▸ THE TASK:
Going through the material below, please gather all lines with the word "image" in them.

▸ RECORDS SHOWN:
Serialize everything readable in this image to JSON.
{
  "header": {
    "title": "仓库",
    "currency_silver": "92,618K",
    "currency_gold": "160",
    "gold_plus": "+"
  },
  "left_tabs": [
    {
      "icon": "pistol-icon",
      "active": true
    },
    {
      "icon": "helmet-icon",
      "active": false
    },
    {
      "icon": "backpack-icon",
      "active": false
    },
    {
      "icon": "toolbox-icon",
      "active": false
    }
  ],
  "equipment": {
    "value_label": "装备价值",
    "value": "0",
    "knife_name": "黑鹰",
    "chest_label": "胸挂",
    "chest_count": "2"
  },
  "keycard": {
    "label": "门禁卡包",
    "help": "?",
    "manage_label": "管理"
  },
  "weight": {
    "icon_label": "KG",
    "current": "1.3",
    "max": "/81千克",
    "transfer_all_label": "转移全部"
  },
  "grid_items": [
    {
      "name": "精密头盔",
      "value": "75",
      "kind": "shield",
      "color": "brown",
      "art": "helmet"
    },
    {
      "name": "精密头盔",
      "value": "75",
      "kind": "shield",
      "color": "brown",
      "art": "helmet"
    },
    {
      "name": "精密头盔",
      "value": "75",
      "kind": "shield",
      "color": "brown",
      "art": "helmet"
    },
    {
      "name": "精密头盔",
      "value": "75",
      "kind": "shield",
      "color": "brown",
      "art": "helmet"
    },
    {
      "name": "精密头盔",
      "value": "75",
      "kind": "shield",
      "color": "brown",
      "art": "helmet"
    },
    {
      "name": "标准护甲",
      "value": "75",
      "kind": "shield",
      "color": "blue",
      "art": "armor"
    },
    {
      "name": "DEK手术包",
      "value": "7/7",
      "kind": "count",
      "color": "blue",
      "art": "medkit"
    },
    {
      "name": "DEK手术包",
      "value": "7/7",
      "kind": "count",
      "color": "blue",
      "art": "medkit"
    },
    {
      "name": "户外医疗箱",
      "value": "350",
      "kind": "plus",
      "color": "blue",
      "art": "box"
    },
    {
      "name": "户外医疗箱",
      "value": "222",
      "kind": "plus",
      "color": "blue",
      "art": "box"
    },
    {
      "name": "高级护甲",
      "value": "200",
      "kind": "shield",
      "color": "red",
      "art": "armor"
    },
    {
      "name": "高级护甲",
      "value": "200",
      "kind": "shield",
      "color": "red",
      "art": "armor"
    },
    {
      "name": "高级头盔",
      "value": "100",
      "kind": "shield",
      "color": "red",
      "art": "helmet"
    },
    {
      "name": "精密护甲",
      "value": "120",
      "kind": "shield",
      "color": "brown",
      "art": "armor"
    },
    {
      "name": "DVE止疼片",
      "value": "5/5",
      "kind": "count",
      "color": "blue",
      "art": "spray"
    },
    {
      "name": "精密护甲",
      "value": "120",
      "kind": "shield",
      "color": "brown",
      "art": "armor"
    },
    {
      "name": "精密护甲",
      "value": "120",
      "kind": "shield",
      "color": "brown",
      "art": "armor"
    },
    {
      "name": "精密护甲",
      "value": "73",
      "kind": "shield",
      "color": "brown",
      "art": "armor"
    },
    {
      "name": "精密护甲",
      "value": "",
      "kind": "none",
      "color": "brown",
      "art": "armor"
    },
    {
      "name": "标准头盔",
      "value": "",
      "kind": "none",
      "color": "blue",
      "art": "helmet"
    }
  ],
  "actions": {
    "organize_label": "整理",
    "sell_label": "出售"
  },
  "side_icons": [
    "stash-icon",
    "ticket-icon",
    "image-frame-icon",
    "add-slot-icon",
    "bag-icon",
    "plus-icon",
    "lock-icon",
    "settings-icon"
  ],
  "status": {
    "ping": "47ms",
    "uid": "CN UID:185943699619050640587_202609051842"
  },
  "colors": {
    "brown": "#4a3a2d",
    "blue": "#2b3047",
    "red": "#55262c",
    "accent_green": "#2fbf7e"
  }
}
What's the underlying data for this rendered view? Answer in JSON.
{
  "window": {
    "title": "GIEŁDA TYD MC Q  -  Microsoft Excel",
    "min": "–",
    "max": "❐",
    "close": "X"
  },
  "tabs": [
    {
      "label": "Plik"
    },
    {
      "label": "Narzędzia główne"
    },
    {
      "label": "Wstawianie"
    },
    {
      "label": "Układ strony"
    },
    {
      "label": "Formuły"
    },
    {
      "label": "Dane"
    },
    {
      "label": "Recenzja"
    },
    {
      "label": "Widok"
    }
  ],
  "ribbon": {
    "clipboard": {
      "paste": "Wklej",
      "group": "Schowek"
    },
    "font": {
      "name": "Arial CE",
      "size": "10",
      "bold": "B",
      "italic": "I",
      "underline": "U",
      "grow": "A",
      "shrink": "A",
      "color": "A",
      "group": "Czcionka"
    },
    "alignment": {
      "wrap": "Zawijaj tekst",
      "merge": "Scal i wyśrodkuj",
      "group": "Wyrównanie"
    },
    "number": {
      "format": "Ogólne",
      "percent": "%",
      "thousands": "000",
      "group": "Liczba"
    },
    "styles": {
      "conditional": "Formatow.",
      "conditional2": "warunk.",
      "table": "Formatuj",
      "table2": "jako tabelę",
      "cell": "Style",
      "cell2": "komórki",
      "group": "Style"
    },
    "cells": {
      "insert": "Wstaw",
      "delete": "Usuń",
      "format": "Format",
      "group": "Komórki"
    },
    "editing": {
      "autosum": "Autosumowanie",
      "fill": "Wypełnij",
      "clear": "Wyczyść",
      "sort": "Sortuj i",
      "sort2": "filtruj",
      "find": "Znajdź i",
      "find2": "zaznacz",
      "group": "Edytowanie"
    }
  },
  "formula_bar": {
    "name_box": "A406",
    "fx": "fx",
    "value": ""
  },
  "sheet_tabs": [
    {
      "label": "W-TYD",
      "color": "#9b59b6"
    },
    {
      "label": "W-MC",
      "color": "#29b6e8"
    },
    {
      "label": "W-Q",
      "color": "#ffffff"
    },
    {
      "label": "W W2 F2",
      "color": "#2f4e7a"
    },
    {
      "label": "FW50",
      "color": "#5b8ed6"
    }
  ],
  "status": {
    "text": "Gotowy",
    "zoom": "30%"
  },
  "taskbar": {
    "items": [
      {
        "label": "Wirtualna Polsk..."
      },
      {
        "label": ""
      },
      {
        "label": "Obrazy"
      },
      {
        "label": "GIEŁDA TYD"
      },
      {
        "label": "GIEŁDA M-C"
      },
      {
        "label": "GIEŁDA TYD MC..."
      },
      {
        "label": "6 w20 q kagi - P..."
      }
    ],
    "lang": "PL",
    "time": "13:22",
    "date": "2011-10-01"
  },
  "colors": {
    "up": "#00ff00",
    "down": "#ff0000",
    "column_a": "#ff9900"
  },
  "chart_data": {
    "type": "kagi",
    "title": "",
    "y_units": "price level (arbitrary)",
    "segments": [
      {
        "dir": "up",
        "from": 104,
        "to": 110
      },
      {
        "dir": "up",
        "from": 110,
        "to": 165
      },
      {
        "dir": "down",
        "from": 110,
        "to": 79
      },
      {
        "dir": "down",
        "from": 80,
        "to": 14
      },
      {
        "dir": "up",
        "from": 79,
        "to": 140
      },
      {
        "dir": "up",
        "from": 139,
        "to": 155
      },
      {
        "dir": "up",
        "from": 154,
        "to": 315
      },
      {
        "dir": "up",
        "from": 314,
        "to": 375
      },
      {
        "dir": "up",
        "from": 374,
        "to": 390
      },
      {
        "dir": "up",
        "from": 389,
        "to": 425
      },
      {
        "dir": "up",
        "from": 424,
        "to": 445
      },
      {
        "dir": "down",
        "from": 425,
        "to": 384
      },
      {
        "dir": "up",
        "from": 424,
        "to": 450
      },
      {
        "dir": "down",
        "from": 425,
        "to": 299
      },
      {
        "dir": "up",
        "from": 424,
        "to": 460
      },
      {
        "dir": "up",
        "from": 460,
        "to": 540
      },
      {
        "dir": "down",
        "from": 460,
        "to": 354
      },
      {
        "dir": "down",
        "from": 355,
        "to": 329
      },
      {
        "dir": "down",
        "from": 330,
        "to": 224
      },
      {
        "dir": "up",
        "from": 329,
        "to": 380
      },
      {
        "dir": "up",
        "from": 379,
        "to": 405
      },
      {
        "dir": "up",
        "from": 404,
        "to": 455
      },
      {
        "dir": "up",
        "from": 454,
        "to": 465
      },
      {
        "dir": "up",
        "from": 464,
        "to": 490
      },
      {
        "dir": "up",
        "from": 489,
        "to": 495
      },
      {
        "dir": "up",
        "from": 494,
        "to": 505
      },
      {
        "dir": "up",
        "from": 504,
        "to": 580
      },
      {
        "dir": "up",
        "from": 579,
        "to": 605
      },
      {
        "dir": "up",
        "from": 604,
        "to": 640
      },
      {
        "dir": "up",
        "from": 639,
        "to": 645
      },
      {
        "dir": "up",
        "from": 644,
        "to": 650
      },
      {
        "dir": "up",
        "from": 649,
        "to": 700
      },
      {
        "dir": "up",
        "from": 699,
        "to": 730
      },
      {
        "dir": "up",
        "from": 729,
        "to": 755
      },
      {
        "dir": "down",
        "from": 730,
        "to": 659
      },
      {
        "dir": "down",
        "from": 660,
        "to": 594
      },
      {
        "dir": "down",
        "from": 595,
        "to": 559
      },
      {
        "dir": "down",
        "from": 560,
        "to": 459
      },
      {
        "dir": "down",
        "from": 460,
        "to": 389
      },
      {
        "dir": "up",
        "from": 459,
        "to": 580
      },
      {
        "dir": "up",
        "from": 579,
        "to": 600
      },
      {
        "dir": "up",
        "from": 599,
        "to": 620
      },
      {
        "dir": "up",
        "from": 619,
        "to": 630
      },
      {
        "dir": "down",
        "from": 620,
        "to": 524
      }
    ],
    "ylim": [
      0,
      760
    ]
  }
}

▸ WRITTEN SOLUTION:
Serialize everything readable in this image to JSON.
    "image-frame-icon",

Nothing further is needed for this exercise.